▶ STATED EXERCISE: Spot each line that carries the word "subtitle"; copy those lines.

▶ RECORD SET:
- - -

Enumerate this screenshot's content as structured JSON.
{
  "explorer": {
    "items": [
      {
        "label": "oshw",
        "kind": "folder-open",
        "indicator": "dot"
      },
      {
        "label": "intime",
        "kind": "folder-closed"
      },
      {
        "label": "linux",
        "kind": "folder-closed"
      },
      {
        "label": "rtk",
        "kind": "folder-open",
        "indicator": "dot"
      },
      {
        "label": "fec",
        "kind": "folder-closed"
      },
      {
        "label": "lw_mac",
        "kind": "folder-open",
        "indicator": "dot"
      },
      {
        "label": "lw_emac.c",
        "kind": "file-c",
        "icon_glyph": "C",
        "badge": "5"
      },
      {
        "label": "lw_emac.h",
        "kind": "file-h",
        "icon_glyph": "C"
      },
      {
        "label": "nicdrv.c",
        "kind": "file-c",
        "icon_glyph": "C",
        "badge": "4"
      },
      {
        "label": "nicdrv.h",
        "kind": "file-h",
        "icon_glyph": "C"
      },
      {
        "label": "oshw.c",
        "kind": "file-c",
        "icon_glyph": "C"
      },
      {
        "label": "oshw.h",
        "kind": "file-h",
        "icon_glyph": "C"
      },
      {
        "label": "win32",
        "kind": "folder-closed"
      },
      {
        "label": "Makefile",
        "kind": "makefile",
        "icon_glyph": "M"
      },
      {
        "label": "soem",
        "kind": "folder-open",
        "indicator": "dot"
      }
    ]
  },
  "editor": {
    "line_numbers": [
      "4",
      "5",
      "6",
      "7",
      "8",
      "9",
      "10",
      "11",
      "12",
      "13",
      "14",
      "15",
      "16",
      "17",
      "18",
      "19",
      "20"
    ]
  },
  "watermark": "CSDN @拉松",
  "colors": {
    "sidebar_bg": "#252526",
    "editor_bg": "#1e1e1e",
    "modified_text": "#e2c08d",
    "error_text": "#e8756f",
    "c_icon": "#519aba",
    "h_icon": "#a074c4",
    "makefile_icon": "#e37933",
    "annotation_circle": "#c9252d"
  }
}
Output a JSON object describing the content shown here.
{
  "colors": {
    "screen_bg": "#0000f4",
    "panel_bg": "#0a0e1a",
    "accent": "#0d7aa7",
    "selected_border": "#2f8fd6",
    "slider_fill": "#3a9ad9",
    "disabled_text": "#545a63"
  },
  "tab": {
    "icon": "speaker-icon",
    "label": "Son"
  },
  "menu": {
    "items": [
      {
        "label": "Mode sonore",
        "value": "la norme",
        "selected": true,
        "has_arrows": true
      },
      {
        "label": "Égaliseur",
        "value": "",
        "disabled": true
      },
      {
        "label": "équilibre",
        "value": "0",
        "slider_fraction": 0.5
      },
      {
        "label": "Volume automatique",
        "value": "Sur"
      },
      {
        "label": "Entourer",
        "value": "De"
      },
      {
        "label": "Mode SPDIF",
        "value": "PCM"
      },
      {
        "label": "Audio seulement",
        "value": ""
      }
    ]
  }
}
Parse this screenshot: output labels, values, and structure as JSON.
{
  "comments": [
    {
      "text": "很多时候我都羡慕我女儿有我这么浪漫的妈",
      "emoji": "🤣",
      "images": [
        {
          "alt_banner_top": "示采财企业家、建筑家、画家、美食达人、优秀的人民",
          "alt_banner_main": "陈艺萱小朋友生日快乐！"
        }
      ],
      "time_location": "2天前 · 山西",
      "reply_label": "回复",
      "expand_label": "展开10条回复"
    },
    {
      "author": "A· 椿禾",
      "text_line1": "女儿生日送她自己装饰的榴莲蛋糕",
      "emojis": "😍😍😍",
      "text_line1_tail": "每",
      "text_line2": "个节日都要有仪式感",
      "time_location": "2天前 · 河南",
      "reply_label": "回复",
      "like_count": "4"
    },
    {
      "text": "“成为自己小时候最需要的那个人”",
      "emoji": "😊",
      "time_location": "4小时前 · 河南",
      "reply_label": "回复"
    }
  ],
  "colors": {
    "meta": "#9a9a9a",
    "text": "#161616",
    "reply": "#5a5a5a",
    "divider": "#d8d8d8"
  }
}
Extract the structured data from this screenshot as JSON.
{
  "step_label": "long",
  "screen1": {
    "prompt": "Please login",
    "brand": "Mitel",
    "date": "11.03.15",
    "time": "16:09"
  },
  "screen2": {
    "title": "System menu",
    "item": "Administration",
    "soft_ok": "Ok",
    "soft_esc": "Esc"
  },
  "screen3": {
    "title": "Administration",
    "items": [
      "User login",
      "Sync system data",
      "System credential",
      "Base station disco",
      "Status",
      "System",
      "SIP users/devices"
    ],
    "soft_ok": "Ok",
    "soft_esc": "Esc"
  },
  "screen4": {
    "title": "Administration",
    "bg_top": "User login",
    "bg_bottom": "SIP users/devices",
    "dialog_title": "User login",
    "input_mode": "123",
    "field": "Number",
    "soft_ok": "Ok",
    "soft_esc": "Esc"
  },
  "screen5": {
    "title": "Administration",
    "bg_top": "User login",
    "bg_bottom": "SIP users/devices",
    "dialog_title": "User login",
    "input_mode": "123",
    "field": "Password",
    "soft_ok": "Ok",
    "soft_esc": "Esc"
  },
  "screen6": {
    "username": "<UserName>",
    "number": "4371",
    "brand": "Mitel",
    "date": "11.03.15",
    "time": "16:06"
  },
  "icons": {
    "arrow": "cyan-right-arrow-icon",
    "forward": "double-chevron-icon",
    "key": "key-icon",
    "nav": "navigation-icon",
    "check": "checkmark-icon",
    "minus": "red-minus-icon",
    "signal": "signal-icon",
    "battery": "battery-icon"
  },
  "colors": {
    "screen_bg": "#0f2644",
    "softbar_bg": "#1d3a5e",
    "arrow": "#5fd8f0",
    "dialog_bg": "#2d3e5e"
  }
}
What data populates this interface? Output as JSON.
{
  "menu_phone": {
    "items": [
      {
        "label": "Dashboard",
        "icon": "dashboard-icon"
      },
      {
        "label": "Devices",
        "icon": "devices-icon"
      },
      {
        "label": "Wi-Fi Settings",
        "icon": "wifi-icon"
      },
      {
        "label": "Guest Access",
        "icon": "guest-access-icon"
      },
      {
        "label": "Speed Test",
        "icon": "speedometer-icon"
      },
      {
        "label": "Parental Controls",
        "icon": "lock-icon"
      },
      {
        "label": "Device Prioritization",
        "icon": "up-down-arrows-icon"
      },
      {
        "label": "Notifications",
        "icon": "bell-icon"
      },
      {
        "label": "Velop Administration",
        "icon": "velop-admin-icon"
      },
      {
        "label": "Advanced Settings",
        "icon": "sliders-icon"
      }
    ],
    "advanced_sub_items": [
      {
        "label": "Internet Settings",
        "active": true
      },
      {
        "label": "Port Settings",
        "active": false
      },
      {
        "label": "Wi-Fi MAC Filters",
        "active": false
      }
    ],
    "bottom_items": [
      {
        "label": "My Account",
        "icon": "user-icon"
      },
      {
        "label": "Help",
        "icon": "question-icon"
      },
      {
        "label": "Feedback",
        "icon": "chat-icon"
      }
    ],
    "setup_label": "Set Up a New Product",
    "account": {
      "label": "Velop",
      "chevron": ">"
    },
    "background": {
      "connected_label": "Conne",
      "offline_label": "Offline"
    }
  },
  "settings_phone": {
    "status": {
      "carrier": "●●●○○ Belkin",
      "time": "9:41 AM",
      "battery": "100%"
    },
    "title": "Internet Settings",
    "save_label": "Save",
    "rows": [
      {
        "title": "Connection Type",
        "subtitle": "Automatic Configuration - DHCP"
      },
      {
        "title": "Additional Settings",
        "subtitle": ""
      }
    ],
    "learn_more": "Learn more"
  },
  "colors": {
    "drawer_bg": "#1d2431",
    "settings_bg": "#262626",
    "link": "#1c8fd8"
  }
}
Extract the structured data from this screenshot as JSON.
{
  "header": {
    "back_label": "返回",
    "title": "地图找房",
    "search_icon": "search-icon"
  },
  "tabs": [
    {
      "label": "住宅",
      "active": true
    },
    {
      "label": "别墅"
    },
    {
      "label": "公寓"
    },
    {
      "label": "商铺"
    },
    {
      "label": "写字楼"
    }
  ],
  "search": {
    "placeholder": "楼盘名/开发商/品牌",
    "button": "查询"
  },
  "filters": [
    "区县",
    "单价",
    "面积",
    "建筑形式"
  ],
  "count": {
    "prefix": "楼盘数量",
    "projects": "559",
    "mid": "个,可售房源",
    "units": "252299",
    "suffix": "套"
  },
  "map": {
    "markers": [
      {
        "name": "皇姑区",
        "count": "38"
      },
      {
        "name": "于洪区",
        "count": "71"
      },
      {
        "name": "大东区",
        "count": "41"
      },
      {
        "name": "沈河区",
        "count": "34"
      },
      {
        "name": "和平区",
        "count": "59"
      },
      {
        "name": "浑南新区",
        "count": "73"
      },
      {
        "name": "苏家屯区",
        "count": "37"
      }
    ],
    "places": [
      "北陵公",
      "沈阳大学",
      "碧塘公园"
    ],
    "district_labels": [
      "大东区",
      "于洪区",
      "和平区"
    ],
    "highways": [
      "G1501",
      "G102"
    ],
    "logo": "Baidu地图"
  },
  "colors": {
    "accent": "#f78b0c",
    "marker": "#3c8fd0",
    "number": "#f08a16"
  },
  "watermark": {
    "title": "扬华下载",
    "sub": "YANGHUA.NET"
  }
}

- - -

▶ COMPLETE OUTPUT:
        "subtitle": "Automatic Configuration - DHCP"
        "subtitle": ""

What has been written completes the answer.